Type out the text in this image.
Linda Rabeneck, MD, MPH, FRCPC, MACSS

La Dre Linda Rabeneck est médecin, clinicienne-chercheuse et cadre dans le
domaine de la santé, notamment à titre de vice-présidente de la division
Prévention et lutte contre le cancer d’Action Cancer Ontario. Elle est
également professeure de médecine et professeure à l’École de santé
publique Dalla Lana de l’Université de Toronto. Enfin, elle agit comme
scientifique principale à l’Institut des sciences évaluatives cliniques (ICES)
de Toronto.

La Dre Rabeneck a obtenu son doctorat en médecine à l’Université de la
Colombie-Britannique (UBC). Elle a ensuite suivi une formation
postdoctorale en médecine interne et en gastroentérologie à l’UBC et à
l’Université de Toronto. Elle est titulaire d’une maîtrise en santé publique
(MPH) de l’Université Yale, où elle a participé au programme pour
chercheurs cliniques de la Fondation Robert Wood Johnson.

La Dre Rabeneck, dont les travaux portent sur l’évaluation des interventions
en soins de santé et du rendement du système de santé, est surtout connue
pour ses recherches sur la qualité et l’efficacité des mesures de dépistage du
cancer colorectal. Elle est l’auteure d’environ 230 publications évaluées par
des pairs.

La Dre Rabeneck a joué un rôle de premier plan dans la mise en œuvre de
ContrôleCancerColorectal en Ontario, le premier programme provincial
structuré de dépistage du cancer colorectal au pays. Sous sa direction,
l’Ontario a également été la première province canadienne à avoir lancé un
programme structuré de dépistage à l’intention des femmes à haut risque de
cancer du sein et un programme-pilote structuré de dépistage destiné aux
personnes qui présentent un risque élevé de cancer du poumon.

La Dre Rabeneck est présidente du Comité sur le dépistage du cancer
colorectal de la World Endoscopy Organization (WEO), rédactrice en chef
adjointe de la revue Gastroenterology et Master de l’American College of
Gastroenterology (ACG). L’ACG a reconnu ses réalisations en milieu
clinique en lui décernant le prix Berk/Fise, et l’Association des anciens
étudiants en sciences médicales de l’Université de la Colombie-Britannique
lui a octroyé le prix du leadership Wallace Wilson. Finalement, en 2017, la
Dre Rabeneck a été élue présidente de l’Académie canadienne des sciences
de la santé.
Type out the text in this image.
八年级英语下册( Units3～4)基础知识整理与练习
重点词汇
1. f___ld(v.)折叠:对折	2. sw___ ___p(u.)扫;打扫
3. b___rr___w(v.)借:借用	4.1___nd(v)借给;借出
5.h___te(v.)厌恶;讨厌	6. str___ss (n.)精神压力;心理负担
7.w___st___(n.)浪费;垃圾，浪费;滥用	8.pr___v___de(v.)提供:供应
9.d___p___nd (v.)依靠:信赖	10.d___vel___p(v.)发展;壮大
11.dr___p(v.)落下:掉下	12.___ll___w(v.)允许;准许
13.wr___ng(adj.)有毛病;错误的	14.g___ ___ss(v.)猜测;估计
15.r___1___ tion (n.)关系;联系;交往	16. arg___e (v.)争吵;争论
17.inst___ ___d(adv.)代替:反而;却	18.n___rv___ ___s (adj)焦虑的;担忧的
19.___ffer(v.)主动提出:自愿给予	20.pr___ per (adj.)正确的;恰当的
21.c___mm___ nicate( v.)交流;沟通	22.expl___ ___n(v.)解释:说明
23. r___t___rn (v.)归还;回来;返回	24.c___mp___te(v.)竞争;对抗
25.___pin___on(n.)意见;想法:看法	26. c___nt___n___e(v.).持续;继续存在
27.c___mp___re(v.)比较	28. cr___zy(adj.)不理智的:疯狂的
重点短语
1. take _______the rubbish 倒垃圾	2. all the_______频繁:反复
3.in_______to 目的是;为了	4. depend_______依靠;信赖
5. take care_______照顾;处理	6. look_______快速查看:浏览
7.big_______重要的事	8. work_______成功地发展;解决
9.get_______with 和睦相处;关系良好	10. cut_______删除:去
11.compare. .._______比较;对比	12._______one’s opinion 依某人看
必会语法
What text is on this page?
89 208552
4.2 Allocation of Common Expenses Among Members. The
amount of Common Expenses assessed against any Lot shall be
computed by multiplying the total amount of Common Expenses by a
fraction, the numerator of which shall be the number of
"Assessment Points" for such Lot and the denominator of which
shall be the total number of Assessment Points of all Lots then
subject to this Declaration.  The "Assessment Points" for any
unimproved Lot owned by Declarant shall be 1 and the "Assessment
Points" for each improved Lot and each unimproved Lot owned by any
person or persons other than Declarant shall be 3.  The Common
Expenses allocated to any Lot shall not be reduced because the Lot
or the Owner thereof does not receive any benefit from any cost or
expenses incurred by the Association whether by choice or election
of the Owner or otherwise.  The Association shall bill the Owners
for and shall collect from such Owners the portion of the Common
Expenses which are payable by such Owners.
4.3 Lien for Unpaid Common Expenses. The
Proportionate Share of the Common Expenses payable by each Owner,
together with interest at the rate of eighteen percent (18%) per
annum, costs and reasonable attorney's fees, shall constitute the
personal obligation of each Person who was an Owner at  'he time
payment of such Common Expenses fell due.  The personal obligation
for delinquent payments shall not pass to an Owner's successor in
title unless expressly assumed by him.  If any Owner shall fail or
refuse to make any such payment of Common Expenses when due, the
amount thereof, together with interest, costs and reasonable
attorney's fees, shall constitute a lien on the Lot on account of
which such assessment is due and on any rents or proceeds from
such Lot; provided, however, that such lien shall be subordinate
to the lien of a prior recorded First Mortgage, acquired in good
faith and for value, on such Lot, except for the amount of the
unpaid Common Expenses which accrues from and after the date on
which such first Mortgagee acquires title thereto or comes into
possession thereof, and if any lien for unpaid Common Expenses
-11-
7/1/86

--- --- ---

◆ What the exercise asks: Restate the data above word for word.

◆ Solution to this task:
Type out the text in this image.
Linda Rabeneck, MD, MPH, FRCPC, MACSS

La Dre Linda Rabeneck est médecin, clinicienne-chercheuse et cadre dans le
domaine de la santé, notamment à titre de vice-présidente de la division
Prévention et lutte contre le cancer d’Action Cancer Ontario. Elle est
également professeure de médecine et professeure à l’École de santé
publique Dalla Lana de l’Université de Toronto. Enfin, elle agit comme
scientifique principale à l’Institut des sciences évaluatives cliniques (ICES)
de Toronto.

La Dre Rabeneck a obtenu son doctorat en médecine à l’Université de la
Colombie-Britannique (UBC). Elle a ensuite suivi une formation
postdoctorale en médecine interne et en gastroentérologie à l’UBC et à
l’Université de Toronto. Elle est titulaire d’une maîtrise en santé publique
(MPH) de l’Université Yale, où elle a participé au programme pour
chercheurs cliniques de la Fondation Robert Wood Johnson.

La Dre Rabeneck, dont les travaux portent sur l’évaluation des interventions
en soins de santé et du rendement du système de santé, est surtout connue
pour ses recherches sur la qualité et l’efficacité des mesures de dépistage du
cancer colorectal. Elle est l’auteure d’environ 230 publications évaluées par
des pairs.

La Dre Rabeneck a joué un rôle de premier plan dans la mise en œuvre de
ContrôleCancerColorectal en Ontario, le premier programme provincial
structuré de dépistage du cancer colorectal au pays. Sous sa direction,
l’Ontario a également été la première province canadienne à avoir lancé un
programme structuré de dépistage à l’intention des femmes à haut risque de
cancer du sein et un programme-pilote structuré de dépistage destiné aux
personnes qui présentent un risque élevé de cancer du poumon.

La Dre Rabeneck est présidente du Comité sur le dépistage du cancer
colorectal de la World Endoscopy Organization (WEO), rédactrice en chef
adjointe de la revue Gastroenterology et Master de l’American College of
Gastroenterology (ACG). L’ACG a reconnu ses réalisations en milieu
clinique en lui décernant le prix Berk/Fise, et l’Association des anciens
étudiants en sciences médicales de l’Université de la Colombie-Britannique
lui a octroyé le prix du leadership Wallace Wilson. Finalement, en 2017, la
Dre Rabeneck a été élue présidente de l’Académie canadienne des sciences
de la santé.
Type out the text in this image.
八年级英语下册( Units3～4)基础知识整理与练习
重点词汇
1. f___ld(v.)折叠:对折	2. sw___ ___p(u.)扫;打扫
3. b___rr___w(v.)借:借用	4.1___nd(v)借给;借出
5.h___te(v.)厌恶;讨厌	6. str___ss (n.)精神压力;心理负担
7.w___st___(n.)浪费;垃圾，浪费;滥用	8.pr___v___de(v.)提供:供应
9.d___p___nd (v.)依靠:信赖	10.d___vel___p(v.)发展;壮大
11.dr___p(v.)落下:掉下	12.___ll___w(v.)允许;准许
13.wr___ng(adj.)有毛病;错误的	14.g___ ___ss(v.)猜测;估计
15.r___1___ tion (n.)关系;联系;交往	16. arg___e (v.)争吵;争论
17.inst___ ___d(adv.)代替:反而;却	18.n___rv___ ___s (adj)焦虑的;担忧的
19.___ffer(v.)主动提出:自愿给予	20.pr___ per (adj.)正确的;恰当的
21.c___mm___ nicate( v.)交流;沟通	22.expl___ ___n(v.)解释:说明
23. r___t___rn (v.)归还;回来;返回	24.c___mp___te(v.)竞争;对抗
25.___pin___on(n.)意见;想法:看法	26. c___nt___n___e(v.).持续;继续存在
27.c___mp___re(v.)比较	28. cr___zy(adj.)不理智的:疯狂的
重点短语
1. take _______the rubbish 倒垃圾	2. all the_______频繁:反复
3.in_______to 目的是;为了	4. depend_______依靠;信赖
5. take care_______照顾;处理	6. look_______快速查看:浏览
7.big_______重要的事	8. work_______成功地发展;解决
9.get_______with 和睦相处;关系良好	10. cut_______删除:去
11.compare. .._______比较;对比	12._______one’s opinion 依某人看
必会语法
What text is on this page?
89 208552
4.2 Allocation of Common Expenses Among Members. The
amount of Common Expenses assessed against any Lot shall be
computed by multiplying the total amount of Common Expenses by a
fraction, the numerator of which shall be the number of
"Assessment Points" for such Lot and the denominator of which
shall be the total number of Assessment Points of all Lots then
subject to this Declaration.  The "Assessment Points" for any
unimproved Lot owned by Declarant shall be 1 and the "Assessment
Points" for each improved Lot and each unimproved Lot owned by any
person or persons other than Declarant shall be 3.  The Common
Expenses allocated to any Lot shall not be reduced because the Lot
or the Owner thereof does not receive any benefit from any cost or
expenses incurred by the Association whether by choice or election
of the Owner or otherwise.  The Association shall bill the Owners
for and shall collect from such Owners the portion of the Common
Expenses which are payable by such Owners.
4.3 Lien for Unpaid Common Expenses. The
Proportionate Share of the Common Expenses payable by each Owner,
together with interest at the rate of eighteen percent (18%) per
annum, costs and reasonable attorney's fees, shall constitute the
personal obligation of each Person who was an Owner at  'he time
payment of such Common Expenses fell due.  The personal obligation
for delinquent payments shall not pass to an Owner's successor in
title unless expressly assumed by him.  If any Owner shall fail or
refuse to make any such payment of Common Expenses when due, the
amount thereof, together with interest, costs and reasonable
attorney's fees, shall constitute a lien on the Lot on account of
which such assessment is due and on any rents or proceeds from
such Lot; provided, however, that such lien shall be subordinate
to the lien of a prior recorded First Mortgage, acquired in good
faith and for value, on such Lot, except for the amount of the
unpaid Common Expenses which accrues from and after the date on
which such first Mortgagee acquires title thereto or comes into
possession thereof, and if any lien for unpaid Common Expenses
-11-
7/1/86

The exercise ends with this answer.